▸ **Exercise prompt**
Gather each line of the records where "back" appears.

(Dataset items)
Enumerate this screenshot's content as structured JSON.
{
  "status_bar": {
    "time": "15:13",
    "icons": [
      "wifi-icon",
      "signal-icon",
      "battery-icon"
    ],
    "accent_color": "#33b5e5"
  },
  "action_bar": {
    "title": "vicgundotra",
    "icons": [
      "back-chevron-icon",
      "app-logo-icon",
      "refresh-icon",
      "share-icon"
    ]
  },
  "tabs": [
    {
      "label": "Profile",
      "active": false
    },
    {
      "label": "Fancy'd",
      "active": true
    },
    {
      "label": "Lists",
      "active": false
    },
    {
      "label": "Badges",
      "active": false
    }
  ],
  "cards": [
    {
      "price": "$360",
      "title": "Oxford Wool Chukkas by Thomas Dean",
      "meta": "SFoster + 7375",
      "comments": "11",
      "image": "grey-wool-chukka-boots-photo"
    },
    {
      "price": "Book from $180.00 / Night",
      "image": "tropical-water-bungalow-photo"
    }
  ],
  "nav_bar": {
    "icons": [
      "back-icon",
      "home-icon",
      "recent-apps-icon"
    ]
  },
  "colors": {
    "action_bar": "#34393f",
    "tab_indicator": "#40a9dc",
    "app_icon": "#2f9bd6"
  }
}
--
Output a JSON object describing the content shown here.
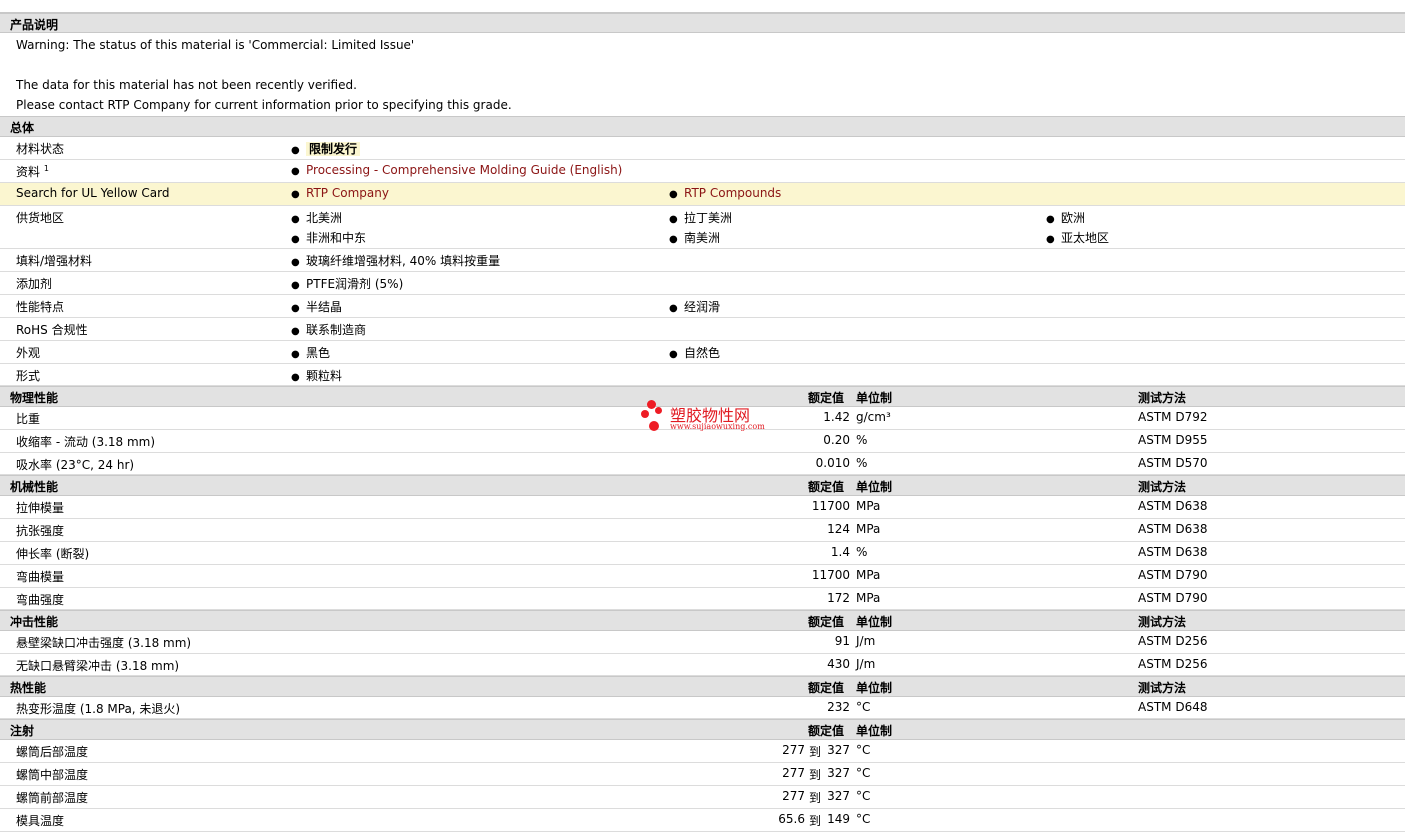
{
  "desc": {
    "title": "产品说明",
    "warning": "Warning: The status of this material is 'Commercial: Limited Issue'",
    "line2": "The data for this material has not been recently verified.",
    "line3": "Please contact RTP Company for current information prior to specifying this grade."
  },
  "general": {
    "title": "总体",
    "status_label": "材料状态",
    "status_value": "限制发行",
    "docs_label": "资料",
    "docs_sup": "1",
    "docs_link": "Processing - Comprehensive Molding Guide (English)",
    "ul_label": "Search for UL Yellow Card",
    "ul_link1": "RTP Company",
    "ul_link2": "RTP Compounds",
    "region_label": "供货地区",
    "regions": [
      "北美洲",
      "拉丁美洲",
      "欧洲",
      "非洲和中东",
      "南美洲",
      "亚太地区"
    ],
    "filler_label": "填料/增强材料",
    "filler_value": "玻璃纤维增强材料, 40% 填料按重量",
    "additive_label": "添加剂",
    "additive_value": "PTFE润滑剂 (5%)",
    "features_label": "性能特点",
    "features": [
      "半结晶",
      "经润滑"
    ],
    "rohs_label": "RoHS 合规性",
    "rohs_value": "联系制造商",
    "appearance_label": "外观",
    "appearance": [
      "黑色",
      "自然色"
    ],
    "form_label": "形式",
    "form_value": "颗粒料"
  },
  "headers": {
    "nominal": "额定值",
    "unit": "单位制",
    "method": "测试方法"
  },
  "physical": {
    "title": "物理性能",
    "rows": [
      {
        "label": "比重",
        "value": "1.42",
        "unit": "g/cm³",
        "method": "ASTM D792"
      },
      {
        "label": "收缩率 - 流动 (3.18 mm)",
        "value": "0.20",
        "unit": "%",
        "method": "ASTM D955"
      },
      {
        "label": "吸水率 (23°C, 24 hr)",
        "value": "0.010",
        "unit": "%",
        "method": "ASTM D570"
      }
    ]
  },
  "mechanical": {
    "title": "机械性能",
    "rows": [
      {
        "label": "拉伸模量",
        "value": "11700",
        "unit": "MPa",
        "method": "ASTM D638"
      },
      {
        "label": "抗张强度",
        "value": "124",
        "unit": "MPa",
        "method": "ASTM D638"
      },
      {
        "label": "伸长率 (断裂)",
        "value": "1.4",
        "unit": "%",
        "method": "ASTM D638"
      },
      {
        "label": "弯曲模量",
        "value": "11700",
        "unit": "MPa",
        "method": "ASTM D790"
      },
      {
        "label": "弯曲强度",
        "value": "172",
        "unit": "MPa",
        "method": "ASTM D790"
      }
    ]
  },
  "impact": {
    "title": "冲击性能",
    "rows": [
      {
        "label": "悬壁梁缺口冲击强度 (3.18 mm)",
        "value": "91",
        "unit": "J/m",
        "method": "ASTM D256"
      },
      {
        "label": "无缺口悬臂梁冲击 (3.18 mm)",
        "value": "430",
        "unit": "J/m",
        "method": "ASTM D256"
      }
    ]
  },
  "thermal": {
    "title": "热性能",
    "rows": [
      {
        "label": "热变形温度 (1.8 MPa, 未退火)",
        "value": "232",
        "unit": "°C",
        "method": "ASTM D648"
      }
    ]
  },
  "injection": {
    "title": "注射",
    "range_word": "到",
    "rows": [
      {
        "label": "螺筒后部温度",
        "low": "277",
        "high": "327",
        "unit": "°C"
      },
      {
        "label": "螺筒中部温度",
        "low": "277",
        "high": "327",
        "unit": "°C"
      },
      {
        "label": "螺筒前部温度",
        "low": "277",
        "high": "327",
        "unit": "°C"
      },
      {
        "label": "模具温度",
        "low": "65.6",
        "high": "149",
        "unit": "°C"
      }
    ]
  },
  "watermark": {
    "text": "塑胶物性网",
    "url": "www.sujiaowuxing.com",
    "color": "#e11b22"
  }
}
---
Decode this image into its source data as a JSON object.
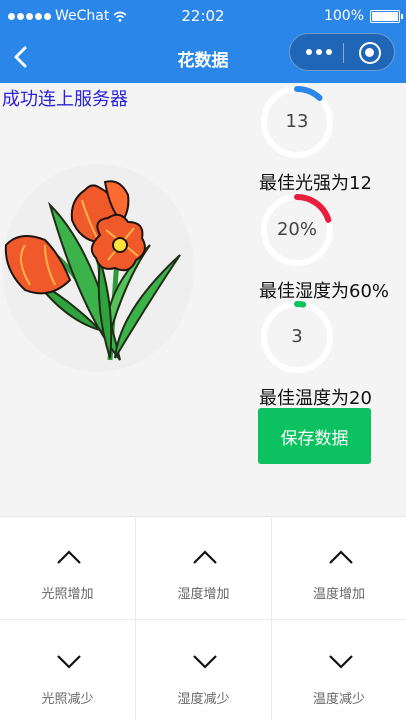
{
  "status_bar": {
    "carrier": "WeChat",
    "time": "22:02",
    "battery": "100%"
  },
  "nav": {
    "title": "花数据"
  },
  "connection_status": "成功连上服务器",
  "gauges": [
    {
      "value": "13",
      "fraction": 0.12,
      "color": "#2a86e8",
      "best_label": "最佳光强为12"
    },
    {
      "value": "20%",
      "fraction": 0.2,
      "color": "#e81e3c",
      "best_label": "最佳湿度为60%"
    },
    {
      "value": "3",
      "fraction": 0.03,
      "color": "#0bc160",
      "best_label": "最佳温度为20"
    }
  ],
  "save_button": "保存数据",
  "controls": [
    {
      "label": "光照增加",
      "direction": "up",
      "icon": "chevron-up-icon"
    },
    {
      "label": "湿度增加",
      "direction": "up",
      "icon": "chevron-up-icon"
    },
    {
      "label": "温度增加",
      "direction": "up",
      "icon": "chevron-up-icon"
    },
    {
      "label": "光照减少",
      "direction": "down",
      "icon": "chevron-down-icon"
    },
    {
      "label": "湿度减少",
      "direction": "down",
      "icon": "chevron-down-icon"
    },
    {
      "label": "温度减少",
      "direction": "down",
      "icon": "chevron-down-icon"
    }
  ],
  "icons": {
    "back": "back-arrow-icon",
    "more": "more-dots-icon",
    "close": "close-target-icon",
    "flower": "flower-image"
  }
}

▸ **Final result**
      "back-chevron-icon",
      "back-icon",
    "back": "back-arrow-icon",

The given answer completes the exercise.